Would you repeat the listing exactly but omit every picture?
# start of Data entries
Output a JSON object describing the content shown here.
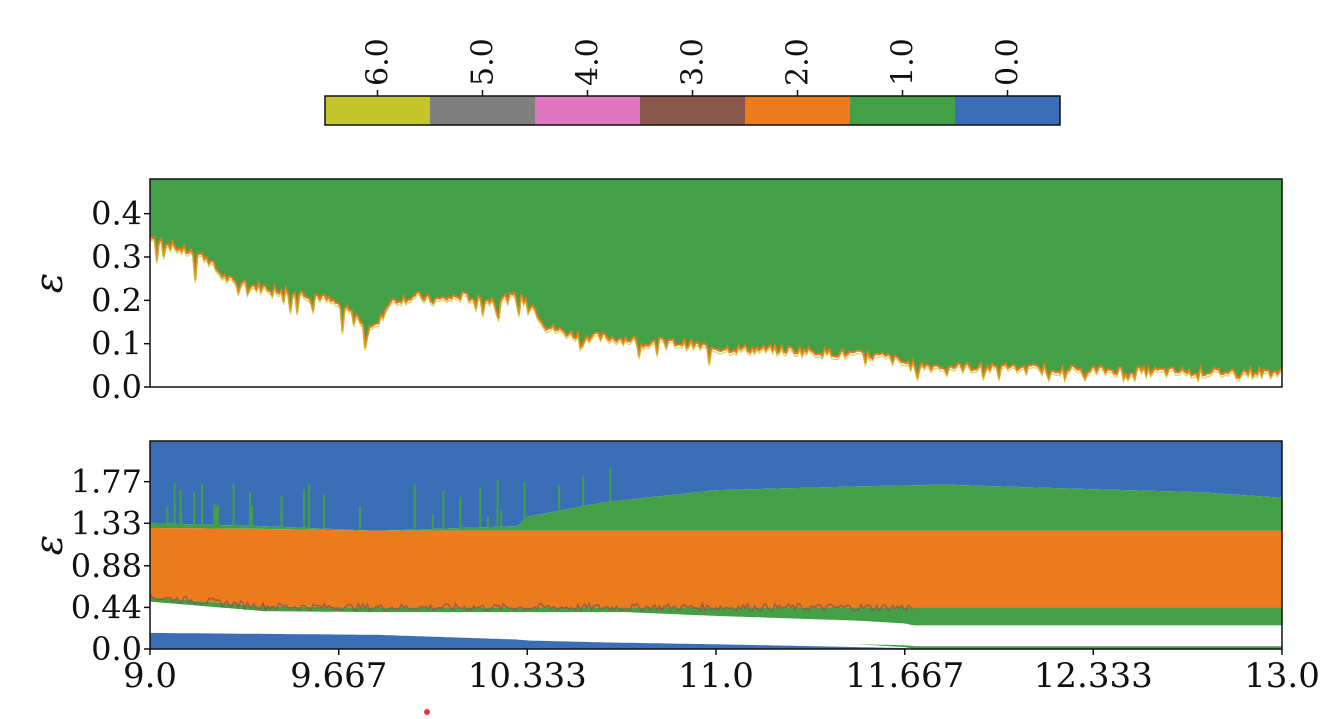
{
  "chart_data": [
    {
      "type": "colorbar",
      "ticks": [
        "6.0",
        "5.0",
        "4.0",
        "3.0",
        "2.0",
        "1.0",
        "0.0"
      ],
      "colors": [
        "#c4c52a",
        "#7f7f7f",
        "#de77c0",
        "#8c574b",
        "#eb7b1c",
        "#43a047",
        "#3a6fb8"
      ]
    },
    {
      "type": "area",
      "panel": "top",
      "ylabel": "ε",
      "ylim": [
        0.0,
        0.48
      ],
      "xlim": [
        9.0,
        13.0
      ],
      "ytick_labels": [
        "0.0",
        "0.1",
        "0.2",
        "0.3",
        "0.4"
      ],
      "yticks": [
        0.0,
        0.1,
        0.2,
        0.3,
        0.4
      ],
      "x": [
        9.0,
        9.1,
        9.2,
        9.25,
        9.3,
        9.4,
        9.5,
        9.6,
        9.7,
        9.75,
        9.8,
        9.85,
        9.95,
        10.0,
        10.1,
        10.2,
        10.3,
        10.35,
        10.4,
        10.5,
        10.7,
        10.9,
        11.0,
        11.3,
        11.6,
        11.7,
        12.0,
        12.333,
        12.7,
        13.0
      ],
      "series": [
        {
          "color": "#43a047",
          "lower_boundary": [
            0.35,
            0.32,
            0.3,
            0.26,
            0.24,
            0.23,
            0.22,
            0.21,
            0.18,
            0.15,
            0.14,
            0.2,
            0.21,
            0.2,
            0.21,
            0.2,
            0.21,
            0.19,
            0.14,
            0.12,
            0.11,
            0.1,
            0.09,
            0.085,
            0.07,
            0.05,
            0.045,
            0.04,
            0.035,
            0.035
          ]
        }
      ]
    },
    {
      "type": "area",
      "panel": "bottom",
      "ylabel": "ε",
      "ylim": [
        0.0,
        2.2
      ],
      "xlim": [
        9.0,
        13.0
      ],
      "ytick_labels": [
        "0.0",
        "0.44",
        "0.88",
        "1.33",
        "1.77"
      ],
      "yticks": [
        0.0,
        0.44,
        0.88,
        1.33,
        1.77
      ],
      "xtick_labels": [
        "9.0",
        "9.667",
        "10.333",
        "11.0",
        "11.667",
        "12.333",
        "13.0"
      ],
      "xticks": [
        9.0,
        9.667,
        10.333,
        11.0,
        11.667,
        12.333,
        13.0
      ],
      "x": [
        9.0,
        9.4,
        9.8,
        10.3,
        10.333,
        10.6,
        11.0,
        11.5,
        11.667,
        11.7,
        11.8,
        12.0,
        12.333,
        12.7,
        13.0
      ],
      "series": [
        {
          "color": "#3a6fb8",
          "region": "top",
          "lower_boundary": [
            1.33,
            1.3,
            1.25,
            1.3,
            1.4,
            1.55,
            1.68,
            1.72,
            1.73,
            1.73,
            1.74,
            1.72,
            1.69,
            1.66,
            1.6
          ]
        },
        {
          "color": "#43a047",
          "region": "upper",
          "lower_boundary": [
            1.28,
            1.27,
            1.25,
            1.25,
            1.25,
            1.25,
            1.25,
            1.25,
            1.25,
            1.25,
            1.25,
            1.25,
            1.25,
            1.25,
            1.25
          ]
        },
        {
          "color": "#eb7b1c",
          "region": "middle",
          "lower_boundary": [
            0.55,
            0.45,
            0.44,
            0.44,
            0.44,
            0.44,
            0.44,
            0.44,
            0.44,
            0.44,
            0.44,
            0.44,
            0.44,
            0.44,
            0.44
          ]
        },
        {
          "color": "#43a047",
          "region": "lower",
          "lower_boundary": [
            0.5,
            0.4,
            0.35,
            0.2,
            0.18,
            0.15,
            0.1,
            0.05,
            0.02,
            0.0,
            0.0,
            0.0,
            0.0,
            0.0,
            0.0
          ]
        },
        {
          "color": "#3a6fb8",
          "region": "bottom",
          "upper_boundary": [
            0.17,
            0.16,
            0.15,
            0.1,
            0.09,
            0.07,
            0.05,
            0.02,
            0.01,
            0.0,
            0.0,
            0.0,
            0.0,
            0.0,
            0.0
          ]
        }
      ]
    }
  ],
  "annotation_marker": {
    "color": "#e53935"
  }
}
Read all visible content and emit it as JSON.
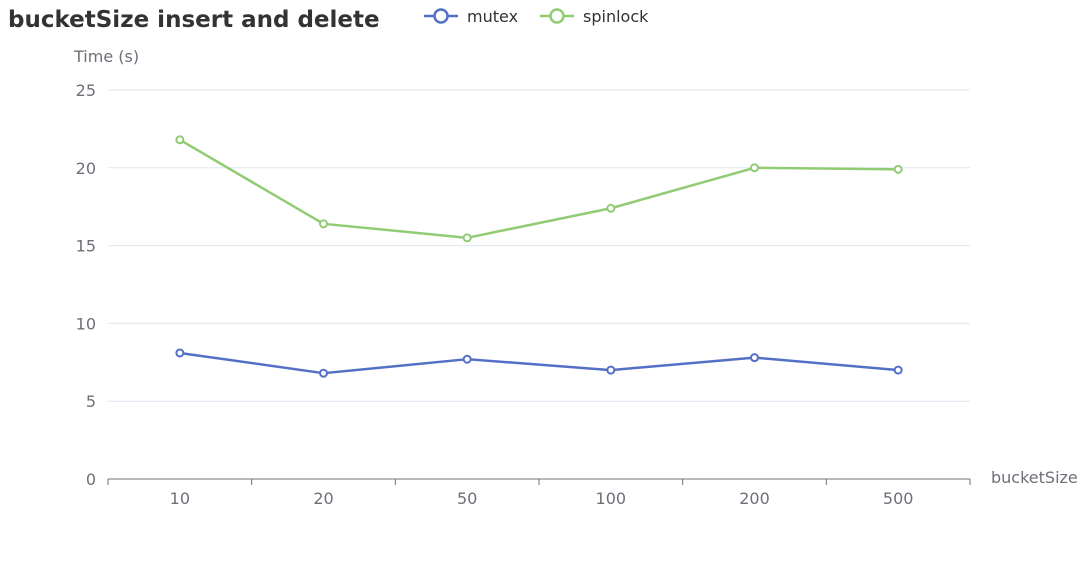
{
  "chart_data": {
    "type": "line",
    "title": "bucketSize insert and delete",
    "xlabel": "bucketSize",
    "ylabel": "Time (s)",
    "categories": [
      "10",
      "20",
      "50",
      "100",
      "200",
      "500"
    ],
    "ylim": [
      0,
      25
    ],
    "yticks": [
      0,
      5,
      10,
      15,
      20,
      25
    ],
    "grid": true,
    "legend_position": "top",
    "series": [
      {
        "name": "mutex",
        "color": "#5470c6",
        "values": [
          8.1,
          6.8,
          7.7,
          7.0,
          7.8,
          7.0
        ]
      },
      {
        "name": "spinlock",
        "color": "#91cc75",
        "values": [
          21.8,
          16.4,
          15.5,
          17.4,
          20.0,
          19.9
        ]
      }
    ]
  }
}
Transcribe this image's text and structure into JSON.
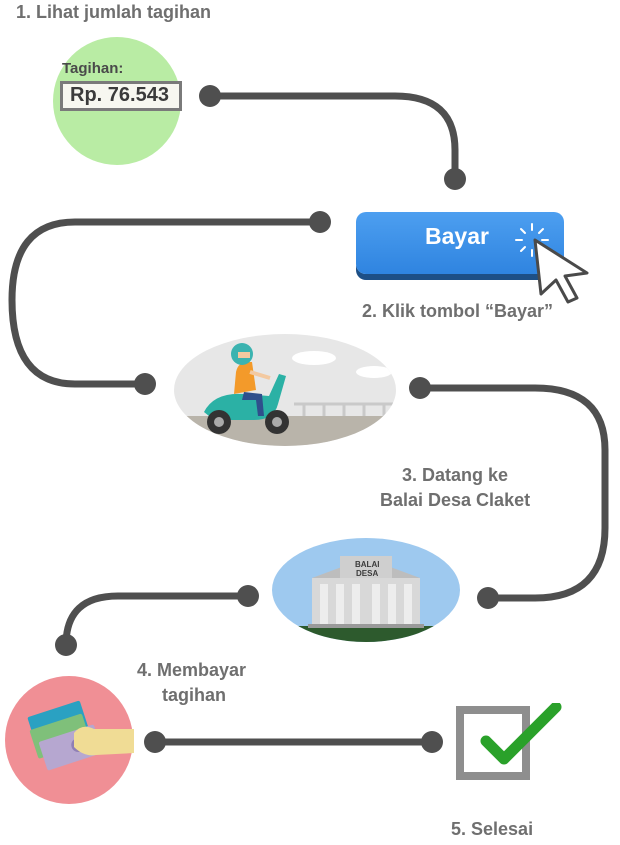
{
  "steps": [
    {
      "label": "1. Lihat jumlah tagihan"
    },
    {
      "label": "2. Klik tombol “Bayar”"
    },
    {
      "label_line1": "3. Datang ke",
      "label_line2": "Balai Desa Claket"
    },
    {
      "label_line1": "4. Membayar",
      "label_line2": "tagihan"
    },
    {
      "label": "5. Selesai"
    }
  ],
  "bill": {
    "caption": "Tagihan:",
    "amount": "Rp. 76.543"
  },
  "pay_button": {
    "label": "Bayar"
  },
  "building_sign": {
    "line1": "BALAI",
    "line2": "DESA"
  },
  "colors": {
    "path": "#4f4f4f",
    "step1_circle": "#b9eca4",
    "button_blue": "#3e93ea",
    "sky": "#9ec9ef",
    "money_circle": "#f08f95",
    "check_green": "#2aa12a"
  },
  "icons": [
    "cursor-icon",
    "scooter-rider-icon",
    "village-hall-icon",
    "money-icon",
    "checkbox-checked-icon"
  ]
}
# end of Data entries
### Answer in full
Output a JSON object describing the content shown here.
{
  "chart_data": [
    {
      "type": "colorbar",
      "ticks": [
        "6.0",
        "5.0",
        "4.0",
        "3.0",
        "2.0",
        "1.0",
        "0.0"
      ],
      "colors": [
        "#c4c52a",
        "#7f7f7f",
        "#de77c0",
        "#8c574b",
        "#eb7b1c",
        "#43a047",
        "#3a6fb8"
      ]
    },
    {
      "type": "area",
      "panel": "top",
      "ylabel": "ε",
      "ylim": [
        0.0,
        0.48
      ],
      "xlim": [
        9.0,
        13.0
      ],
      "ytick_labels": [
        "0.0",
        "0.1",
        "0.2",
        "0.3",
        "0.4"
      ],
      "yticks": [
        0.0,
        0.1,
        0.2,
        0.3,
        0.4
      ],
      "x": [
        9.0,
        9.1,
        9.2,
        9.25,
        9.3,
        9.4,
        9.5,
        9.6,
        9.7,
        9.75,
        9.8,
        9.85,
        9.95,
        10.0,
        10.1,
        10.2,
        10.3,
        10.35,
        10.4,
        10.5,
        10.7,
        10.9,
        11.0,
        11.3,
        11.6,
        11.7,
        12.0,
        12.333,
        12.7,
        13.0
      ],
      "series": [
        {
          "color": "#43a047",
          "lower_boundary": [
            0.35,
            0.32,
            0.3,
            0.26,
            0.24,
            0.23,
            0.22,
            0.21,
            0.18,
            0.15,
            0.14,
            0.2,
            0.21,
            0.2,
            0.21,
            0.2,
            0.21,
            0.19,
            0.14,
            0.12,
            0.11,
            0.1,
            0.09,
            0.085,
            0.07,
            0.05,
            0.045,
            0.04,
            0.035,
            0.035
          ]
        }
      ]
    },
    {
      "type": "area",
      "panel": "bottom",
      "ylabel": "ε",
      "ylim": [
        0.0,
        2.2
      ],
      "xlim": [
        9.0,
        13.0
      ],
      "ytick_labels": [
        "0.0",
        "0.44",
        "0.88",
        "1.33",
        "1.77"
      ],
      "yticks": [
        0.0,
        0.44,
        0.88,
        1.33,
        1.77
      ],
      "xtick_labels": [
        "9.0",
        "9.667",
        "10.333",
        "11.0",
        "11.667",
        "12.333",
        "13.0"
      ],
      "xticks": [
        9.0,
        9.667,
        10.333,
        11.0,
        11.667,
        12.333,
        13.0
      ],
      "x": [
        9.0,
        9.4,
        9.8,
        10.3,
        10.333,
        10.6,
        11.0,
        11.5,
        11.667,
        11.7,
        11.8,
        12.0,
        12.333,
        12.7,
        13.0
      ],
      "series": [
        {
          "color": "#3a6fb8",
          "region": "top",
          "lower_boundary": [
            1.33,
            1.3,
            1.25,
            1.3,
            1.4,
            1.55,
            1.68,
            1.72,
            1.73,
            1.73,
            1.74,
            1.72,
            1.69,
            1.66,
            1.6
          ]
        },
        {
          "color": "#43a047",
          "region": "upper",
          "lower_boundary": [
            1.28,
            1.27,
            1.25,
            1.25,
            1.25,
            1.25,
            1.25,
            1.25,
            1.25,
            1.25,
            1.25,
            1.25,
            1.25,
            1.25,
            1.25
          ]
        },
        {
          "color": "#eb7b1c",
          "region": "middle",
          "lower_boundary": [
            0.55,
            0.45,
            0.44,
            0.44,
            0.44,
            0.44,
            0.44,
            0.44,
            0.44,
            0.44,
            0.44,
            0.44,
            0.44,
            0.44,
            0.44
          ]
        },
        {
          "color": "#43a047",
          "region": "lower",
          "lower_boundary": [
            0.5,
            0.4,
            0.35,
            0.2,
            0.18,
            0.15,
            0.1,
            0.05,
            0.02,
            0.0,
            0.0,
            0.0,
            0.0,
            0.0,
            0.0
          ]
        },
        {
          "color": "#3a6fb8",
          "region": "bottom",
          "upper_boundary": [
            0.17,
            0.16,
            0.15,
            0.1,
            0.09,
            0.07,
            0.05,
            0.02,
            0.01,
            0.0,
            0.0,
            0.0,
            0.0,
            0.0,
            0.0
          ]
        }
      ]
    }
  ],
  "annotation_marker": {
    "color": "#e53935"
  }
}
Read all visible content and emit it as JSON.
{
  "chart_data": {
    "type": "line",
    "title": "bucketSize insert and delete",
    "xlabel": "bucketSize",
    "ylabel": "Time (s)",
    "categories": [
      "10",
      "20",
      "50",
      "100",
      "200",
      "500"
    ],
    "ylim": [
      0,
      25
    ],
    "yticks": [
      0,
      5,
      10,
      15,
      20,
      25
    ],
    "grid": true,
    "legend_position": "top",
    "series": [
      {
        "name": "mutex",
        "color": "#5470c6",
        "values": [
          8.1,
          6.8,
          7.7,
          7.0,
          7.8,
          7.0
        ]
      },
      {
        "name": "spinlock",
        "color": "#91cc75",
        "values": [
          21.8,
          16.4,
          15.5,
          17.4,
          20.0,
          19.9
        ]
      }
    ]
  }
}
Transcribe this image's text and structure into JSON.
{
  "steps": [
    {
      "label": "1. Lihat jumlah tagihan"
    },
    {
      "label": "2. Klik tombol “Bayar”"
    },
    {
      "label_line1": "3. Datang ke",
      "label_line2": "Balai Desa Claket"
    },
    {
      "label_line1": "4. Membayar",
      "label_line2": "tagihan"
    },
    {
      "label": "5. Selesai"
    }
  ],
  "bill": {
    "caption": "Tagihan:",
    "amount": "Rp. 76.543"
  },
  "pay_button": {
    "label": "Bayar"
  },
  "building_sign": {
    "line1": "BALAI",
    "line2": "DESA"
  },
  "colors": {
    "path": "#4f4f4f",
    "step1_circle": "#b9eca4",
    "button_blue": "#3e93ea",
    "sky": "#9ec9ef",
    "money_circle": "#f08f95",
    "check_green": "#2aa12a"
  },
  "icons": [
    "cursor-icon",
    "scooter-rider-icon",
    "village-hall-icon",
    "money-icon",
    "checkbox-checked-icon"
  ]
}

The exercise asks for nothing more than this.